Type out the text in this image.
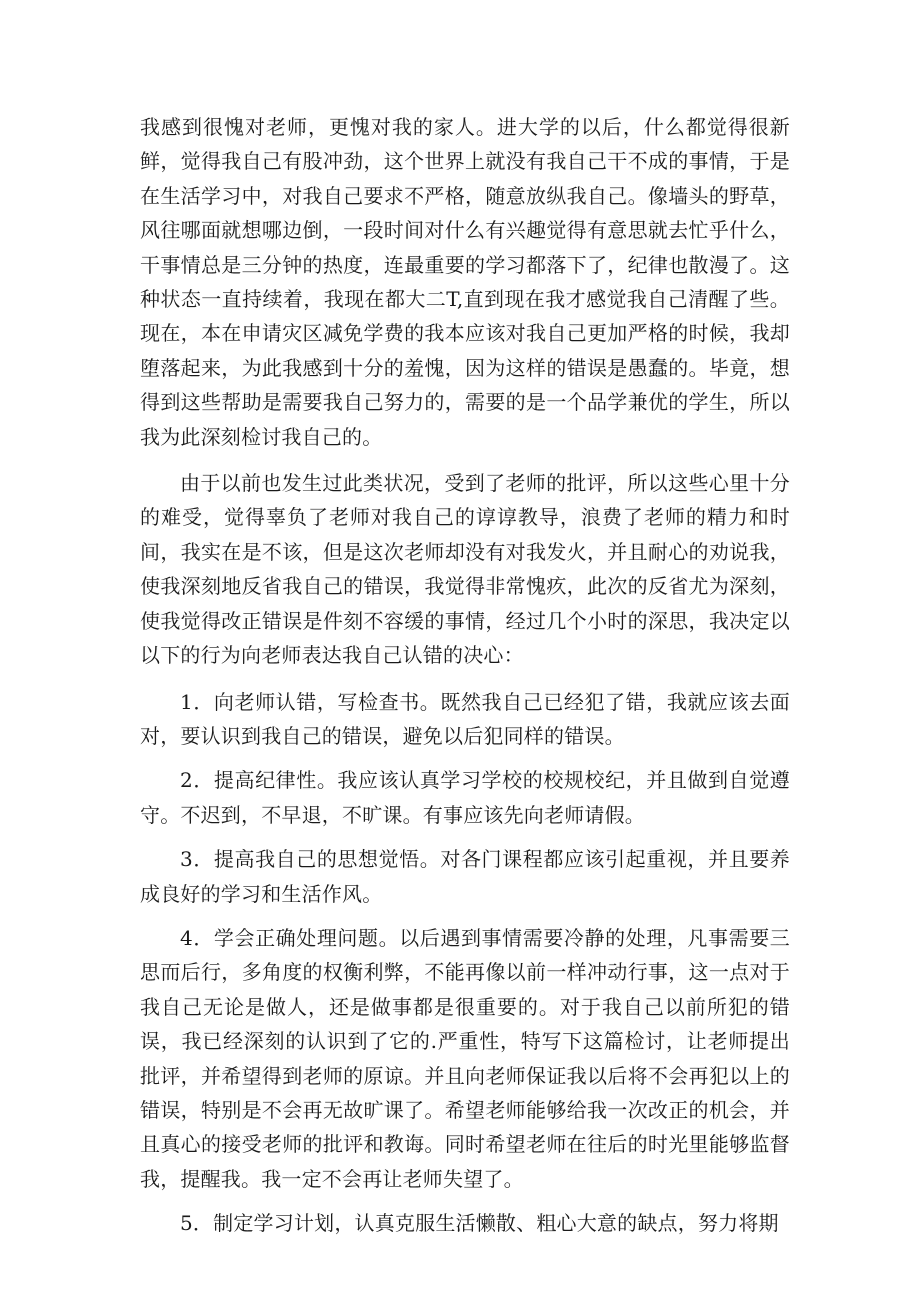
我感到很愧对老师，更愧对我的家人。进大学的以后，什么都觉得很新鲜，觉得我自己有股冲劲，这个世界上就没有我自己干不成的事情，于是在生活学习中，对我自己要求不严格，随意放纵我自己。像墙头的野草，风往哪面就想哪边倒，一段时间对什么有兴趣觉得有意思就去忙乎什么，干事情总是三分钟的热度，连最重要的学习都落下了，纪律也散漫了。这种状态一直持续着，我现在都大二T,直到现在我才感觉我自己清醒了些。现在，本在申请灾区减免学费的我本应该对我自己更加严格的时候，我却堕落起来，为此我感到十分的羞愧，因为这样的错误是愚蠢的。毕竟，想得到这些帮助是需要我自己努力的，需要的是一个品学兼优的学生，所以我为此深刻检讨我自己的。

由于以前也发生过此类状况，受到了老师的批评，所以这些心里十分的难受，觉得辜负了老师对我自己的谆谆教导，浪费了老师的精力和时间，我实在是不该，但是这次老师却没有对我发火，并且耐心的劝说我，使我深刻地反省我自己的错误，我觉得非常愧疚，此次的反省尤为深刻，使我觉得改正错误是件刻不容缓的事情，经过几个小时的深思，我决定以以下的行为向老师表达我自己认错的决心：

1．向老师认错，写检查书。既然我自己已经犯了错，我就应该去面对，要认识到我自己的错误，避免以后犯同样的错误。

2．提高纪律性。我应该认真学习学校的校规校纪，并且做到自觉遵守。不迟到，不早退，不旷课。有事应该先向老师请假。

3．提高我自己的思想觉悟。对各门课程都应该引起重视，并且要养成良好的学习和生活作风。

4．学会正确处理问题。以后遇到事情需要冷静的处理，凡事需要三思而后行，多角度的权衡利弊，不能再像以前一样冲动行事，这一点对于我自己无论是做人，还是做事都是很重要的。对于我自己以前所犯的错误，我已经深刻的认识到了它的.严重性，特写下这篇检讨，让老师提出批评，并希望得到老师的原谅。并且向老师保证我以后将不会再犯以上的错误，特别是不会再无故旷课了。希望老师能够给我一次改正的机会，并且真心的接受老师的批评和教诲。同时希望老师在往后的时光里能够监督我，提醒我。我一定不会再让老师失望了。

5．制定学习计划，认真克服生活懒散、粗心大意的缺点，努力将期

-*-*-

# [What you are asked to do]
From the material above, reproduce everything verbatim except the pictures.

# [Complete answer]
Type out the text in this image.
我感到很愧对老师，更愧对我的家人。进大学的以后，什么都觉得很新鲜，觉得我自己有股冲劲，这个世界上就没有我自己干不成的事情，于是在生活学习中，对我自己要求不严格，随意放纵我自己。像墙头的野草，风往哪面就想哪边倒，一段时间对什么有兴趣觉得有意思就去忙乎什么，干事情总是三分钟的热度，连最重要的学习都落下了，纪律也散漫了。这种状态一直持续着，我现在都大二T,直到现在我才感觉我自己清醒了些。现在，本在申请灾区减免学费的我本应该对我自己更加严格的时候，我却堕落起来，为此我感到十分的羞愧，因为这样的错误是愚蠢的。毕竟，想得到这些帮助是需要我自己努力的，需要的是一个品学兼优的学生，所以我为此深刻检讨我自己的。

由于以前也发生过此类状况，受到了老师的批评，所以这些心里十分的难受，觉得辜负了老师对我自己的谆谆教导，浪费了老师的精力和时间，我实在是不该，但是这次老师却没有对我发火，并且耐心的劝说我，使我深刻地反省我自己的错误，我觉得非常愧疚，此次的反省尤为深刻，使我觉得改正错误是件刻不容缓的事情，经过几个小时的深思，我决定以以下的行为向老师表达我自己认错的决心：

1．向老师认错，写检查书。既然我自己已经犯了错，我就应该去面对，要认识到我自己的错误，避免以后犯同样的错误。

2．提高纪律性。我应该认真学习学校的校规校纪，并且做到自觉遵守。不迟到，不早退，不旷课。有事应该先向老师请假。

3．提高我自己的思想觉悟。对各门课程都应该引起重视，并且要养成良好的学习和生活作风。

4．学会正确处理问题。以后遇到事情需要冷静的处理，凡事需要三思而后行，多角度的权衡利弊，不能再像以前一样冲动行事，这一点对于我自己无论是做人，还是做事都是很重要的。对于我自己以前所犯的错误，我已经深刻的认识到了它的.严重性，特写下这篇检讨，让老师提出批评，并希望得到老师的原谅。并且向老师保证我以后将不会再犯以上的错误，特别是不会再无故旷课了。希望老师能够给我一次改正的机会，并且真心的接受老师的批评和教诲。同时希望老师在往后的时光里能够监督我，提醒我。我一定不会再让老师失望了。

5．制定学习计划，认真克服生活懒散、粗心大意的缺点，努力将期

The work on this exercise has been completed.